Direction
Your reply should be a single number: how many lines contain the string "получении".
--- Start of Input material ---
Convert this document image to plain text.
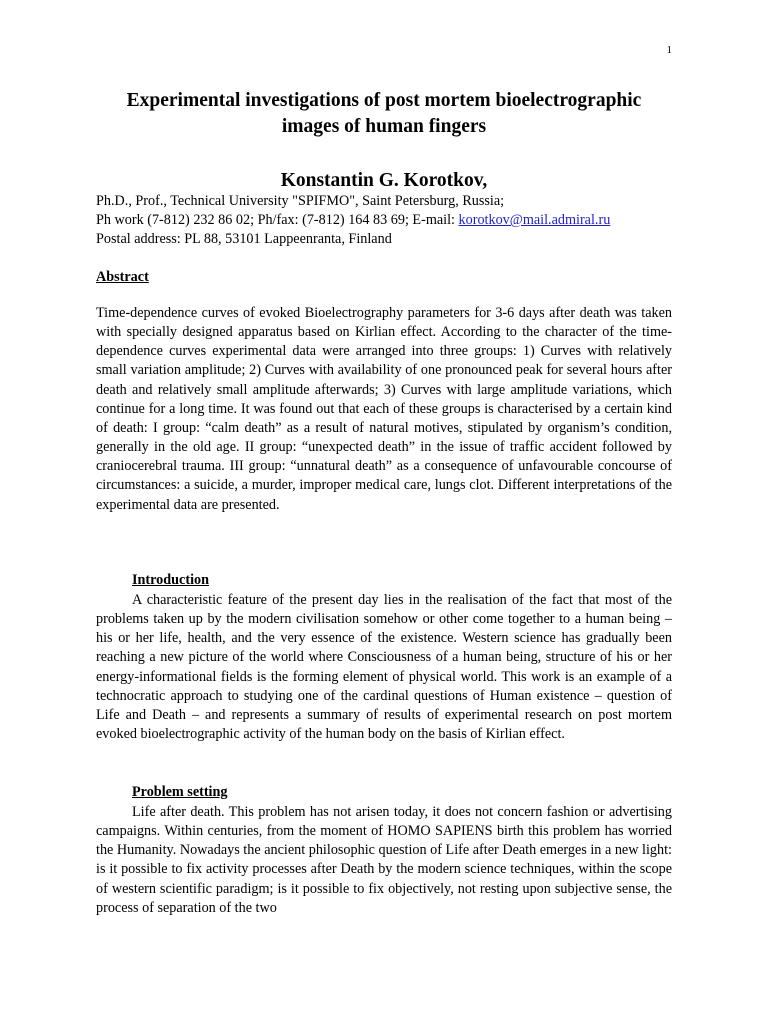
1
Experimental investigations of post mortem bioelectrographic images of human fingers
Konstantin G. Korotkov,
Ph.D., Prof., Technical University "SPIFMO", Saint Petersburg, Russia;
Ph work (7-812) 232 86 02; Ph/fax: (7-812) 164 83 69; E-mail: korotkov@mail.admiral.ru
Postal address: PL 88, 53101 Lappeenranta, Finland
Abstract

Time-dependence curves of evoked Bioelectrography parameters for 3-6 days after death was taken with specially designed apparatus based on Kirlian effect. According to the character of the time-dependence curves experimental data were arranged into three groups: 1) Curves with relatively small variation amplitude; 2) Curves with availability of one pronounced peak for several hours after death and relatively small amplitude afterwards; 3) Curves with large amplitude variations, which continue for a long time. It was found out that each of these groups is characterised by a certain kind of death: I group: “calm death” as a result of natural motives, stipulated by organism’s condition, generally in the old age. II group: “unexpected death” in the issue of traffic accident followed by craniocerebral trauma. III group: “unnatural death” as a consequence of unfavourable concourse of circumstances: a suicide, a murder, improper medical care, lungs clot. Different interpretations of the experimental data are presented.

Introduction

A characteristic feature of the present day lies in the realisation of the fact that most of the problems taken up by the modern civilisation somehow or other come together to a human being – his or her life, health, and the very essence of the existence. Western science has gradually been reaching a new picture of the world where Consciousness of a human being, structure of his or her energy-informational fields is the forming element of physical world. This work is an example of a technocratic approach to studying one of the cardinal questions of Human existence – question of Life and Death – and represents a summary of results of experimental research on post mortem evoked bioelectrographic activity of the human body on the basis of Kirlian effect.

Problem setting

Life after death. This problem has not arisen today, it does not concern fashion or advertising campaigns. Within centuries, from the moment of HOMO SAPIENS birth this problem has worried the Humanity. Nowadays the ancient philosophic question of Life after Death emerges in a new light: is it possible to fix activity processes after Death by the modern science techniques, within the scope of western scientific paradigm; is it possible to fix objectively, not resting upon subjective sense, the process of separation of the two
--- End of Input material ---
--- Start of Input material ---
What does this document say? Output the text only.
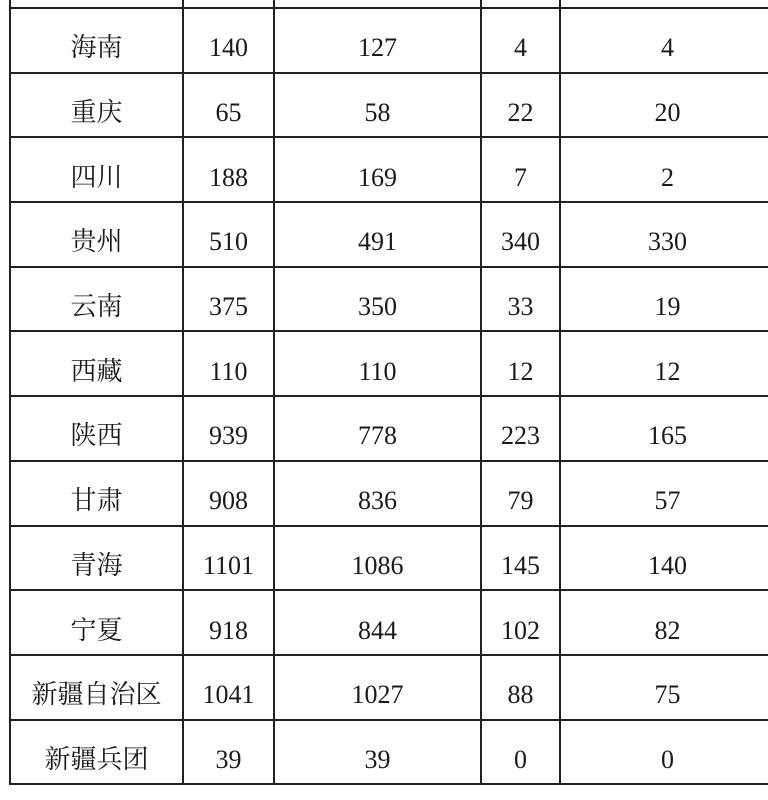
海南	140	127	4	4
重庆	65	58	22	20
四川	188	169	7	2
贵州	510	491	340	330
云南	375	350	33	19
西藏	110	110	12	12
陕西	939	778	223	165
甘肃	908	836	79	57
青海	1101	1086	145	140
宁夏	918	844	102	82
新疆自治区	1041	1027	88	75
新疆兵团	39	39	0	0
--- End of Input material ---
--- Start of Input material ---
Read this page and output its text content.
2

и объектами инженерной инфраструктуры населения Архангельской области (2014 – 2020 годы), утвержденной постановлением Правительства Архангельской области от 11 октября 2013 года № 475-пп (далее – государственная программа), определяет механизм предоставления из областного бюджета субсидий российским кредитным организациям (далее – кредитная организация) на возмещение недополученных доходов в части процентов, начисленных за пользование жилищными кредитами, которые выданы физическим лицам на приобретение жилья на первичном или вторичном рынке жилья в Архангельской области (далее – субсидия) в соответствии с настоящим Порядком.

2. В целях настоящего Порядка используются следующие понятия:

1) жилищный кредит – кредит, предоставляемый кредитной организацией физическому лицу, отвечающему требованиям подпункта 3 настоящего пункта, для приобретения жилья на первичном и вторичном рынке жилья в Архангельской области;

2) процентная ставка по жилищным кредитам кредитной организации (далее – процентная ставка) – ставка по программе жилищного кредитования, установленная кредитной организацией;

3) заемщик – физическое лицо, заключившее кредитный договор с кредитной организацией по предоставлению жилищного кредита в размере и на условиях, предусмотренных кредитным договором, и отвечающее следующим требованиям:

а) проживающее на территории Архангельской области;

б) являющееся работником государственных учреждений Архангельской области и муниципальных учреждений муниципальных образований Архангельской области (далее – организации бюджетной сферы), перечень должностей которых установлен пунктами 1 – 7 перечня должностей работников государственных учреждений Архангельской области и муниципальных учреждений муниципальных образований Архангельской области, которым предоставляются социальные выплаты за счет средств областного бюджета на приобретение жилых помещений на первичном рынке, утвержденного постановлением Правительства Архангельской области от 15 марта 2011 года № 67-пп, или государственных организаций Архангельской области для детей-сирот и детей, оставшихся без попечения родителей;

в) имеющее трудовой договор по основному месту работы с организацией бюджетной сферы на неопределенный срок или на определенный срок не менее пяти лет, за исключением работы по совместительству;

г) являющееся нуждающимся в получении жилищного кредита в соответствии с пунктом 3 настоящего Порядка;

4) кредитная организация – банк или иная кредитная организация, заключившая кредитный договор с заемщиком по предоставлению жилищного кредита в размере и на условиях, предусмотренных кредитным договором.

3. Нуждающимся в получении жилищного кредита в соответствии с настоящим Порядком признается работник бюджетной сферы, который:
--- End of Input material ---
Exercise solution
2